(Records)
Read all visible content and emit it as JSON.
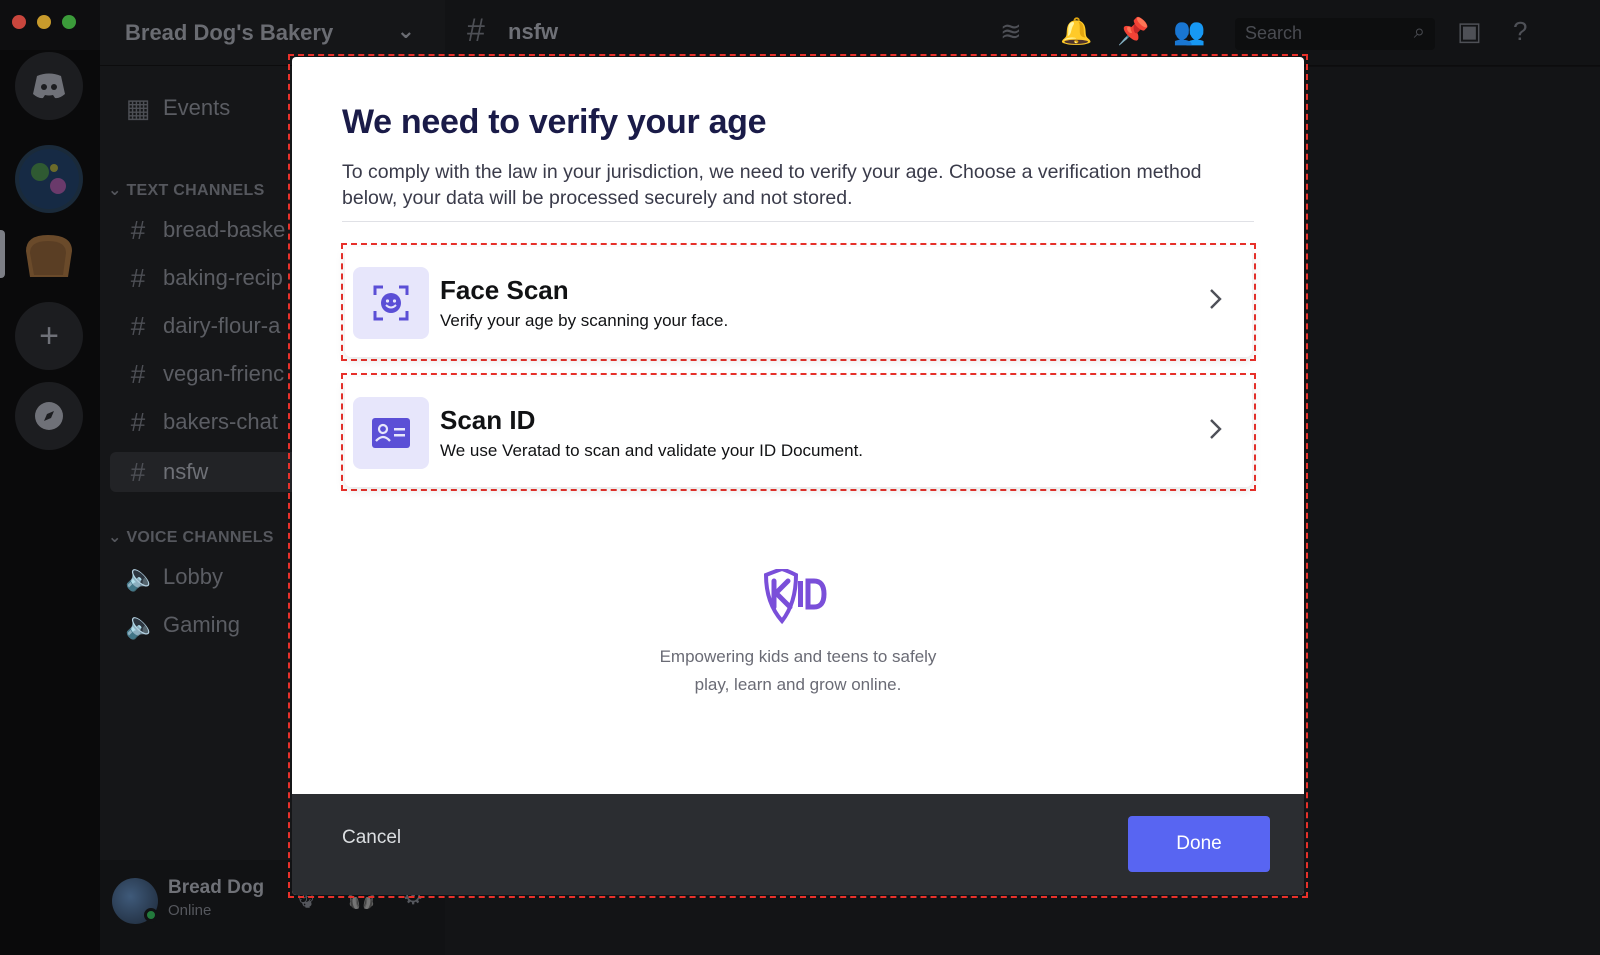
{
  "app": {
    "server_name": "Bread Dog's Bakery",
    "channel_title": "nsfw",
    "search_placeholder": "Search"
  },
  "sidebar": {
    "events_label": "Events",
    "text_category": "TEXT CHANNELS",
    "text_channels": [
      {
        "label": "bread-baske"
      },
      {
        "label": "baking-recip"
      },
      {
        "label": "dairy-flour-a"
      },
      {
        "label": "vegan-frienc"
      },
      {
        "label": "bakers-chat"
      },
      {
        "label": "nsfw"
      }
    ],
    "voice_category": "VOICE CHANNELS",
    "voice_channels": [
      {
        "label": "Lobby"
      },
      {
        "label": "Gaming"
      }
    ]
  },
  "user": {
    "name": "Bread Dog",
    "status": "Online"
  },
  "modal": {
    "title": "We need to verify your age",
    "description": "To comply with the law in your jurisdiction, we need to verify your age. Choose a verification method below, your data will be processed securely and not stored.",
    "options": [
      {
        "title": "Face Scan",
        "subtitle": "Verify your age by scanning your face.",
        "icon": "face-scan-icon"
      },
      {
        "title": "Scan ID",
        "subtitle": "We use Veratad to scan and validate your ID Document.",
        "icon": "id-card-icon"
      }
    ],
    "brand_tagline_line1": "Empowering kids and teens to safely",
    "brand_tagline_line2": "play, learn and grow online.",
    "cancel_label": "Cancel",
    "done_label": "Done"
  },
  "colors": {
    "accent": "#5865f2",
    "title": "#1a1b48",
    "icon_bg": "#e7e6fb",
    "icon_fg": "#5b4fd6",
    "annotation": "#e8312b"
  }
}
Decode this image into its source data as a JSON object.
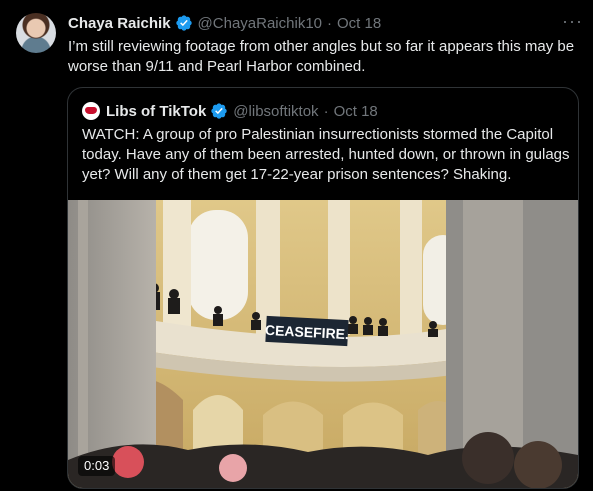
{
  "tweet": {
    "author_name": "Chaya Raichik",
    "author_handle": "@ChayaRaichik10",
    "separator": "·",
    "date": "Oct 18",
    "more_label": "···",
    "text": "I’m still reviewing footage from other angles but so far it appears this may be worse than 9/11 and Pearl Harbor combined."
  },
  "quoted": {
    "author_name": "Libs of TikTok",
    "author_handle": "@libsoftiktok",
    "separator": "·",
    "date": "Oct 18",
    "text": "WATCH: A group of pro Palestinian insurrectionists stormed the Capitol today. Have any of them been arrested, hunted down, or thrown in gulags yet? Will any of them get 17-22-year prison sentences? Shaking.",
    "video": {
      "banner_text": "CEASEFIRE.",
      "timestamp": "0:03"
    }
  },
  "colors": {
    "background": "#000000",
    "text": "#e7e9ea",
    "muted": "#71767b",
    "verified": "#1d9bf0",
    "border": "#2f3336"
  },
  "icons": [
    "verified-badge-icon",
    "more-options-icon"
  ]
}
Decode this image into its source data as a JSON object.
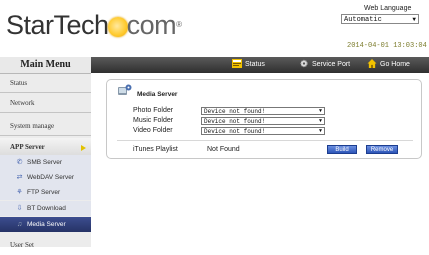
{
  "header": {
    "logo_text_1": "StarTech",
    "logo_text_2": "com",
    "web_language_label": "Web Language",
    "language_selected": "Automatic",
    "datetime": "2014-04-01 13:03:04"
  },
  "topbar": {
    "status_label": "Status",
    "service_port_label": "Service Port",
    "go_home_label": "Go Home"
  },
  "sidebar": {
    "title": "Main Menu",
    "items": [
      {
        "label": "Status"
      },
      {
        "label": "Network"
      },
      {
        "label": "System manage"
      },
      {
        "label": "APP Server"
      },
      {
        "label": "User Set"
      }
    ],
    "sub_items": [
      {
        "label": "SMB Server",
        "icon": "smb-icon"
      },
      {
        "label": "WebDAV Server",
        "icon": "webdav-icon"
      },
      {
        "label": "FTP Server",
        "icon": "ftp-icon"
      },
      {
        "label": "BT Download",
        "icon": "bt-download-icon"
      },
      {
        "label": "Media Server",
        "icon": "media-server-icon"
      }
    ]
  },
  "media_server": {
    "title": "Media Server",
    "photo_folder_label": "Photo Folder",
    "photo_folder_value": "Device not found!",
    "music_folder_label": "Music Folder",
    "music_folder_value": "Device not found!",
    "video_folder_label": "Video Folder",
    "video_folder_value": "Device not found!",
    "itunes_label": "iTunes Playlist",
    "itunes_value": "Not Found",
    "build_label": "Build",
    "remove_label": "Remove"
  },
  "colors": {
    "accent_blue": "#2d55b8",
    "active_menu": "#263366",
    "topbar": "#3a3a3a"
  }
}
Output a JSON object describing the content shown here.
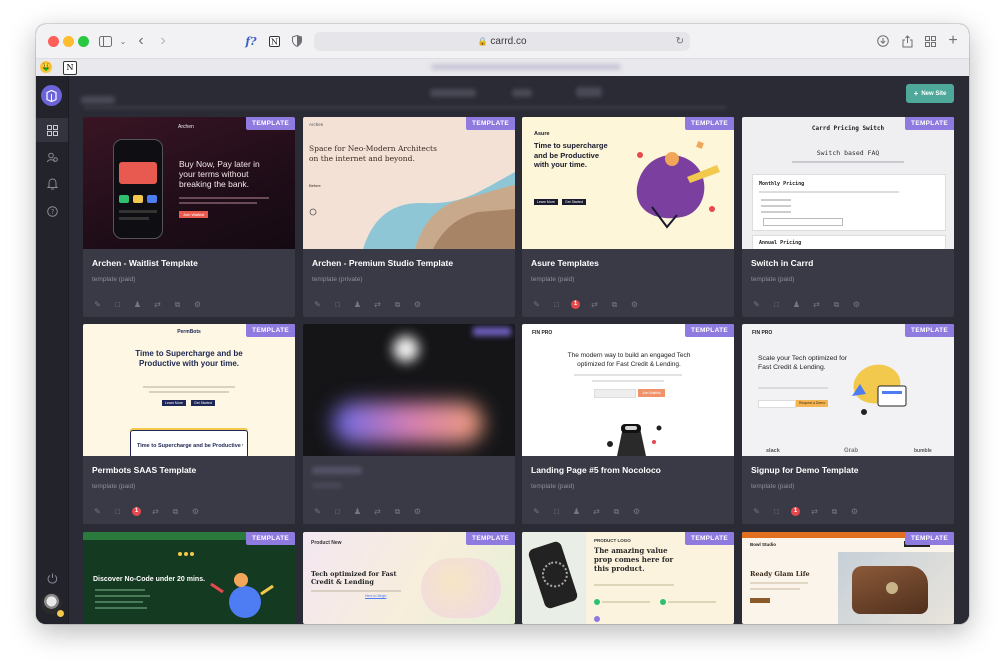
{
  "browser": {
    "url": "carrd.co",
    "lights": [
      "#ff5f57",
      "#febc2e",
      "#28c840"
    ]
  },
  "topbar": {
    "new_site_label": "New Site"
  },
  "cards": [
    {
      "title": "Archen - Waitlist Template",
      "subtitle": "template (paid)",
      "badge": "TEMPLATE",
      "has_alert": false,
      "preview": {
        "headline": "Buy Now, Pay later in your terms without breaking the bank.",
        "brand": "Archen",
        "button": "Join Waitlist"
      }
    },
    {
      "title": "Archen - Premium Studio Template",
      "subtitle": "template (private)",
      "badge": "TEMPLATE",
      "has_alert": false,
      "preview": {
        "brand": "Archen",
        "headline": "Space for Neo-Modern Architects on the internet and beyond.",
        "link": "Before"
      }
    },
    {
      "title": "Asure Templates",
      "subtitle": "template (paid)",
      "badge": "TEMPLATE",
      "has_alert": true,
      "alert_count": "1",
      "preview": {
        "brand": "Asure",
        "headline": "Time to supercharge and be Productive with your time.",
        "button1": "Learn More",
        "button2": "Get Started"
      }
    },
    {
      "title": "Switch in Carrd",
      "subtitle": "template (paid)",
      "badge": "TEMPLATE",
      "has_alert": false,
      "preview": {
        "heading": "Carrd Pricing Switch",
        "sub": "Switch based FAQ",
        "section": "Monthly Pricing",
        "section2": "Annual Pricing"
      }
    },
    {
      "title": "Permbots SAAS Template",
      "subtitle": "template (paid)",
      "badge": "TEMPLATE",
      "has_alert": true,
      "alert_count": "1",
      "preview": {
        "brand": "PermBots",
        "headline": "Time to Supercharge and be Productive with your time.",
        "button1": "Learn More",
        "button2": "Get Started",
        "card_text": "Time to Supercharge and be Productive with"
      }
    },
    {
      "title": "",
      "subtitle": "",
      "badge": "",
      "has_alert": false,
      "preview": {}
    },
    {
      "title": "Landing Page #5 from Nocoloco",
      "subtitle": "template (paid)",
      "badge": "TEMPLATE",
      "has_alert": false,
      "preview": {
        "brand": "FIN PRO",
        "headline": "The modern way to build an engaged Tech optimized for Fast Credit & Lending.",
        "button": "Join Waitlist"
      }
    },
    {
      "title": "Signup for Demo Template",
      "subtitle": "template (paid)",
      "badge": "TEMPLATE",
      "has_alert": true,
      "alert_count": "1",
      "preview": {
        "brand": "FIN PRO",
        "headline": "Scale your Tech optimized for Fast Credit & Lending.",
        "button": "Request a Demo",
        "logos": [
          "slack",
          "Grab",
          "bumble"
        ]
      }
    },
    {
      "title": "",
      "subtitle": "",
      "badge": "TEMPLATE",
      "has_alert": false,
      "preview": {
        "headline": "Discover No-Code under 20 mins."
      }
    },
    {
      "title": "",
      "subtitle": "",
      "badge": "TEMPLATE",
      "has_alert": false,
      "preview": {
        "brand": "Product New",
        "headline": "Tech optimized for Fast Credit & Lending",
        "link": "Here to Begin"
      }
    },
    {
      "title": "",
      "subtitle": "",
      "badge": "TEMPLATE",
      "has_alert": false,
      "preview": {
        "brand": "PRODUCT LOGO",
        "headline": "The amazing value prop comes here for this product."
      }
    },
    {
      "title": "",
      "subtitle": "",
      "badge": "TEMPLATE",
      "has_alert": false,
      "preview": {
        "brand": "Bowl Studio",
        "headline": "Ready Glam Life"
      }
    }
  ],
  "colors": {
    "accent": "#8f7ae0",
    "new_site": "#4ea99b",
    "alert": "#e5484d"
  },
  "icons": [
    "edit-icon",
    "comment-icon",
    "users-icon",
    "transfer-icon",
    "duplicate-icon",
    "settings-icon"
  ]
}
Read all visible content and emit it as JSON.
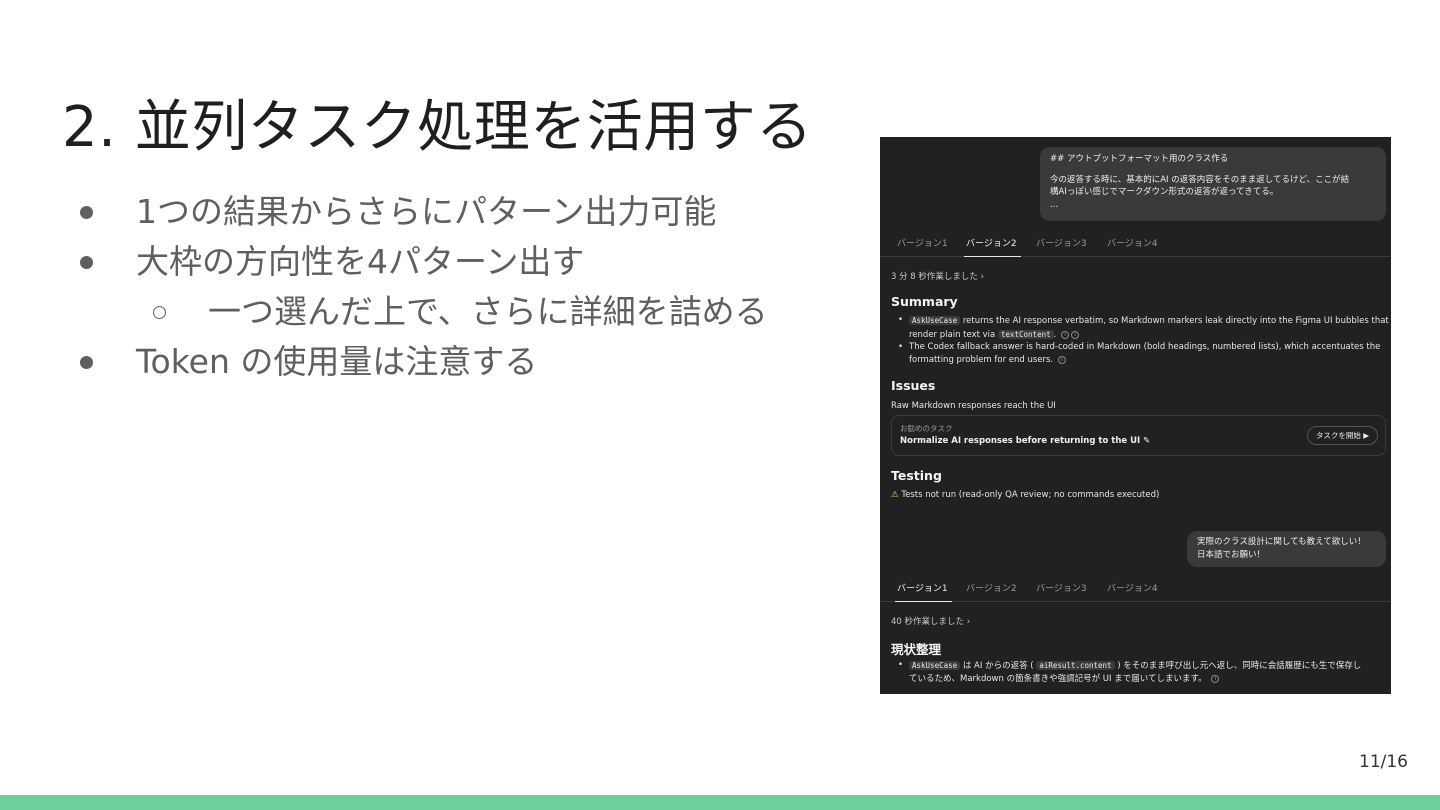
{
  "slide": {
    "title": "2. 並列タスク処理を活用する",
    "bullets": [
      "1つの結果からさらにパターン出力可能",
      "大枠の方向性を4パターン出す",
      "一つ選んだ上で、さらに詳細を詰める",
      "Token の使用量は注意する"
    ],
    "page_number": "11/16",
    "accent_color": "#6ecf9b"
  },
  "screenshot": {
    "bubble1": {
      "line1": "## アウトプットフォーマット用のクラス作る",
      "line2": "今の返答する時に、基本的にAI の返答内容をそのまま返してるけど、ここが結",
      "line3": "構AIっぽい感じでマークダウン形式の返答が返ってきてる。",
      "line4": "..."
    },
    "tabs_top": [
      "バージョン1",
      "バージョン2",
      "バージョン3",
      "バージョン4"
    ],
    "tabs_top_active": "バージョン2",
    "worked_top": "3 分 8 秒作業しました",
    "summary": {
      "heading": "Summary",
      "item1_code1": "AskUseCase",
      "item1_text1": "returns the AI response verbatim, so Markdown markers leak directly into the Figma UI bubbles that",
      "item1_text2": "render plain text via",
      "item1_code2": "textContent",
      "item2_line1": "The Codex fallback answer is hard-coded in Markdown (bold headings, numbered lists), which accentuates the",
      "item2_line2": "formatting problem for end users."
    },
    "issues": {
      "heading": "Issues",
      "text": "Raw Markdown responses reach the UI",
      "task_label": "お勧めのタスク",
      "task_title": "Normalize AI responses before returning to the UI",
      "task_button": "タスクを開始"
    },
    "testing": {
      "heading": "Testing",
      "text": "Tests not run (read-only QA review; no commands executed)"
    },
    "bubble2": {
      "line1": "実際のクラス設計に関しても教えて欲しい！",
      "line2": "日本語でお願い！"
    },
    "tabs_bottom": [
      "バージョン1",
      "バージョン2",
      "バージョン3",
      "バージョン4"
    ],
    "tabs_bottom_active": "バージョン1",
    "worked_bottom": "40 秒作業しました",
    "status": {
      "heading": "現状整理",
      "code1": "AskUseCase",
      "text1": "は AI からの返答 (",
      "code2": "aiResult.content",
      "text2": ") をそのまま呼び出し元へ返し、同時に会話履歴にも生で保存し",
      "line2": "ているため、Markdown の箇条書きや強調記号が UI まで届いてしまいます。"
    }
  }
}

:: What you have to do ::
Your answer should be a single number: the count of lines in the entries that contain the word "Pricing".

:: Solution to this problem ::
3